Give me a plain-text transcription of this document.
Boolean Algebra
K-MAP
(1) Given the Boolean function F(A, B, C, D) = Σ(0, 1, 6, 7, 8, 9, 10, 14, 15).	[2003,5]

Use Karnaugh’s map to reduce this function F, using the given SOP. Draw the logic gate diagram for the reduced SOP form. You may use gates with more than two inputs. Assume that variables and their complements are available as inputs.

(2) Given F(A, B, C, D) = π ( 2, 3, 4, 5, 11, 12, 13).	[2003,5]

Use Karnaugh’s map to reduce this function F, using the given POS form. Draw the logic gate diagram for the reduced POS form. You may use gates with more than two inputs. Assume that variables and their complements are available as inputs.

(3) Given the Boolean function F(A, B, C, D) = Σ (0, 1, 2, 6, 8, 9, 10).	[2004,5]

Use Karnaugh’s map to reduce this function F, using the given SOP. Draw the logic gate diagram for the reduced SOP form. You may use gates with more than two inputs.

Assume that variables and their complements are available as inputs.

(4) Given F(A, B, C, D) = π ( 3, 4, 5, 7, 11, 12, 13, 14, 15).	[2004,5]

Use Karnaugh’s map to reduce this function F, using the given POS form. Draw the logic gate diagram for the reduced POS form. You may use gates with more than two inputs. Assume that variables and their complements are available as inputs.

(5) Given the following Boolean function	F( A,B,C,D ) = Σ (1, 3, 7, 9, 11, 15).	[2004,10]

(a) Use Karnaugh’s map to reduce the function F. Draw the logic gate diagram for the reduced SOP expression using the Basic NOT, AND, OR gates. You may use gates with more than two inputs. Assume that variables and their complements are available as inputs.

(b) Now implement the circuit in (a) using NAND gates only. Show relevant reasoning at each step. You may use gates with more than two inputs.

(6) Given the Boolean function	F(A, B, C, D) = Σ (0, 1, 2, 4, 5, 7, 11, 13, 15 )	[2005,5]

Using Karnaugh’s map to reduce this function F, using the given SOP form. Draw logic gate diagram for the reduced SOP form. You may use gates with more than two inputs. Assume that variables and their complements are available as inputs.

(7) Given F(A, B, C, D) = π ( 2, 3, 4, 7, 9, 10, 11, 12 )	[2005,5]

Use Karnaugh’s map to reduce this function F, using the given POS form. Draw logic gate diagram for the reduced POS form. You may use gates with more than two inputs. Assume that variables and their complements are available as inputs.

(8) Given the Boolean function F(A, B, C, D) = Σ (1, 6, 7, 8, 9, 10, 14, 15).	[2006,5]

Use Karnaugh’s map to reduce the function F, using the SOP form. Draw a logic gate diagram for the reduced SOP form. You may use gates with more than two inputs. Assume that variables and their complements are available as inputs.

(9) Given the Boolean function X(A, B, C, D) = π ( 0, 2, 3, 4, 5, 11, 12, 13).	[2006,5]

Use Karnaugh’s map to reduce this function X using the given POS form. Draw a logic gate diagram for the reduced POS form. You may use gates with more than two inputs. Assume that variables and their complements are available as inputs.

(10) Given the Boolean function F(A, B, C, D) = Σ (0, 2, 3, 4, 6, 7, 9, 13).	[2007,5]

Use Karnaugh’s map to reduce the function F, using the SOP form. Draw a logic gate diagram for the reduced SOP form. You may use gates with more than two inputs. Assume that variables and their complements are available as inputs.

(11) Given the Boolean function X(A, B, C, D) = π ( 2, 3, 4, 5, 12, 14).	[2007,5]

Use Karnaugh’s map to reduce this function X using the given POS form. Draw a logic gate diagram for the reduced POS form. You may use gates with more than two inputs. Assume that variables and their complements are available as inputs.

════

**EXERCISE DIRECTIONS:**
Quote the data in full, keeping each word unchanged.

**RESULT OF THIS TASK:**
Give me a plain-text transcription of this document.
Boolean Algebra
K-MAP
(1) Given the Boolean function F(A, B, C, D) = Σ(0, 1, 6, 7, 8, 9, 10, 14, 15).	[2003,5]

Use Karnaugh’s map to reduce this function F, using the given SOP. Draw the logic gate diagram for the reduced SOP form. You may use gates with more than two inputs. Assume that variables and their complements are available as inputs.

(2) Given F(A, B, C, D) = π ( 2, 3, 4, 5, 11, 12, 13).	[2003,5]

Use Karnaugh’s map to reduce this function F, using the given POS form. Draw the logic gate diagram for the reduced POS form. You may use gates with more than two inputs. Assume that variables and their complements are available as inputs.

(3) Given the Boolean function F(A, B, C, D) = Σ (0, 1, 2, 6, 8, 9, 10).	[2004,5]

Use Karnaugh’s map to reduce this function F, using the given SOP. Draw the logic gate diagram for the reduced SOP form. You may use gates with more than two inputs.

Assume that variables and their complements are available as inputs.

(4) Given F(A, B, C, D) = π ( 3, 4, 5, 7, 11, 12, 13, 14, 15).	[2004,5]

Use Karnaugh’s map to reduce this function F, using the given POS form. Draw the logic gate diagram for the reduced POS form. You may use gates with more than two inputs. Assume that variables and their complements are available as inputs.

(5) Given the following Boolean function	F( A,B,C,D ) = Σ (1, 3, 7, 9, 11, 15).	[2004,10]

(a) Use Karnaugh’s map to reduce the function F. Draw the logic gate diagram for the reduced SOP expression using the Basic NOT, AND, OR gates. You may use gates with more than two inputs. Assume that variables and their complements are available as inputs.

(b) Now implement the circuit in (a) using NAND gates only. Show relevant reasoning at each step. You may use gates with more than two inputs.

(6) Given the Boolean function	F(A, B, C, D) = Σ (0, 1, 2, 4, 5, 7, 11, 13, 15 )	[2005,5]

Using Karnaugh’s map to reduce this function F, using the given SOP form. Draw logic gate diagram for the reduced SOP form. You may use gates with more than two inputs. Assume that variables and their complements are available as inputs.

(7) Given F(A, B, C, D) = π ( 2, 3, 4, 7, 9, 10, 11, 12 )	[2005,5]

Use Karnaugh’s map to reduce this function F, using the given POS form. Draw logic gate diagram for the reduced POS form. You may use gates with more than two inputs. Assume that variables and their complements are available as inputs.

(8) Given the Boolean function F(A, B, C, D) = Σ (1, 6, 7, 8, 9, 10, 14, 15).	[2006,5]

Use Karnaugh’s map to reduce the function F, using the SOP form. Draw a logic gate diagram for the reduced SOP form. You may use gates with more than two inputs. Assume that variables and their complements are available as inputs.

(9) Given the Boolean function X(A, B, C, D) = π ( 0, 2, 3, 4, 5, 11, 12, 13).	[2006,5]

Use Karnaugh’s map to reduce this function X using the given POS form. Draw a logic gate diagram for the reduced POS form. You may use gates with more than two inputs. Assume that variables and their complements are available as inputs.

(10) Given the Boolean function F(A, B, C, D) = Σ (0, 2, 3, 4, 6, 7, 9, 13).	[2007,5]

Use Karnaugh’s map to reduce the function F, using the SOP form. Draw a logic gate diagram for the reduced SOP form. You may use gates with more than two inputs. Assume that variables and their complements are available as inputs.

(11) Given the Boolean function X(A, B, C, D) = π ( 2, 3, 4, 5, 12, 14).	[2007,5]

Use Karnaugh’s map to reduce this function X using the given POS form. Draw a logic gate diagram for the reduced POS form. You may use gates with more than two inputs. Assume that variables and their complements are available as inputs.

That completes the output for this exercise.